INSTRUCTIONS FOR THE TASK: Copy out every record below exactly as written, but leave out any pictures.

-- START EXERCISE MATERIAL --

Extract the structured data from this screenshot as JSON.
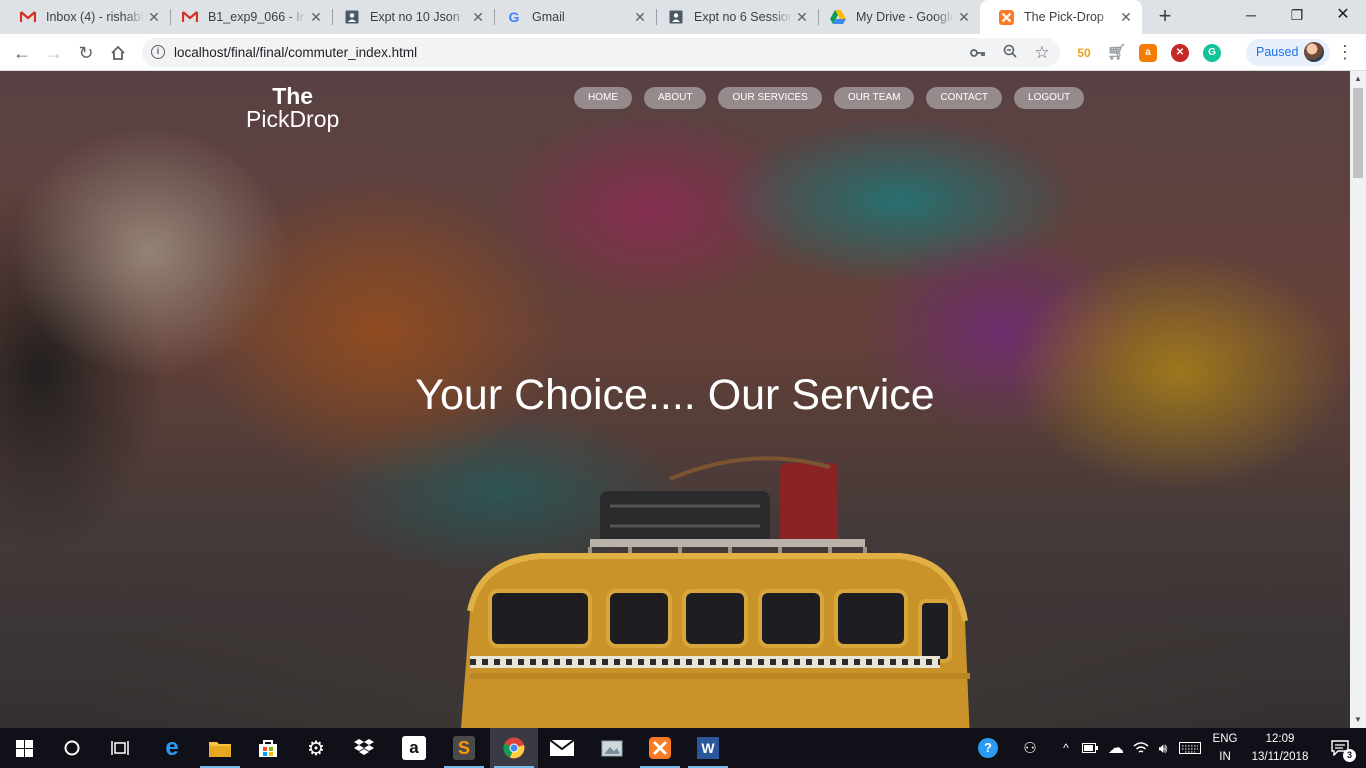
{
  "browser": {
    "tabs": [
      {
        "title": "Inbox (4) - rishabh",
        "icon": "gmail-icon"
      },
      {
        "title": "B1_exp9_066 - Inv",
        "icon": "gmail-icon"
      },
      {
        "title": "Expt no 10 Json",
        "icon": "classroom-icon"
      },
      {
        "title": "Gmail",
        "icon": "google-icon"
      },
      {
        "title": "Expt no 6 Session",
        "icon": "classroom-icon"
      },
      {
        "title": "My Drive - Google",
        "icon": "drive-icon"
      },
      {
        "title": "The Pick-Drop",
        "icon": "xampp-icon",
        "active": true
      }
    ],
    "url": "localhost/final/final/commuter_index.html",
    "profile_status": "Paused",
    "extensions": [
      "hindi-50-icon",
      "cart-icon",
      "lock-ext-icon",
      "block-ext-icon",
      "grammarly-icon"
    ]
  },
  "site": {
    "logo_line1": "The",
    "logo_line2": "PickDrop",
    "nav": [
      "HOME",
      "ABOUT",
      "OUR SERVICES",
      "OUR TEAM",
      "CONTACT",
      "LOGOUT"
    ],
    "headline": "Your Choice.... Our Service"
  },
  "taskbar": {
    "language_line1": "ENG",
    "language_line2": "IN",
    "time": "12:09",
    "date": "13/11/2018",
    "notification_count": "3"
  }
}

-- END EXERCISE MATERIAL --

CORRECT ANSWER:
Extract the structured data from this screenshot as JSON.
{
  "browser": {
    "tabs": [
      {
        "title": "Inbox (4) - rishabh",
        "icon": "gmail-icon"
      },
      {
        "title": "B1_exp9_066 - Inv",
        "icon": "gmail-icon"
      },
      {
        "title": "Expt no 10 Json",
        "icon": "classroom-icon"
      },
      {
        "title": "Gmail",
        "icon": "google-icon"
      },
      {
        "title": "Expt no 6 Session",
        "icon": "classroom-icon"
      },
      {
        "title": "My Drive - Google",
        "icon": "drive-icon"
      },
      {
        "title": "The Pick-Drop",
        "icon": "xampp-icon",
        "active": true
      }
    ],
    "url": "localhost/final/final/commuter_index.html",
    "profile_status": "Paused",
    "extensions": [
      "hindi-50-icon",
      "cart-icon",
      "lock-ext-icon",
      "block-ext-icon",
      "grammarly-icon"
    ]
  },
  "site": {
    "logo_line1": "The",
    "logo_line2": "PickDrop",
    "nav": [
      "HOME",
      "ABOUT",
      "OUR SERVICES",
      "OUR TEAM",
      "CONTACT",
      "LOGOUT"
    ],
    "headline": "Your Choice.... Our Service"
  },
  "taskbar": {
    "language_line1": "ENG",
    "language_line2": "IN",
    "time": "12:09",
    "date": "13/11/2018",
    "notification_count": "3"
  }
}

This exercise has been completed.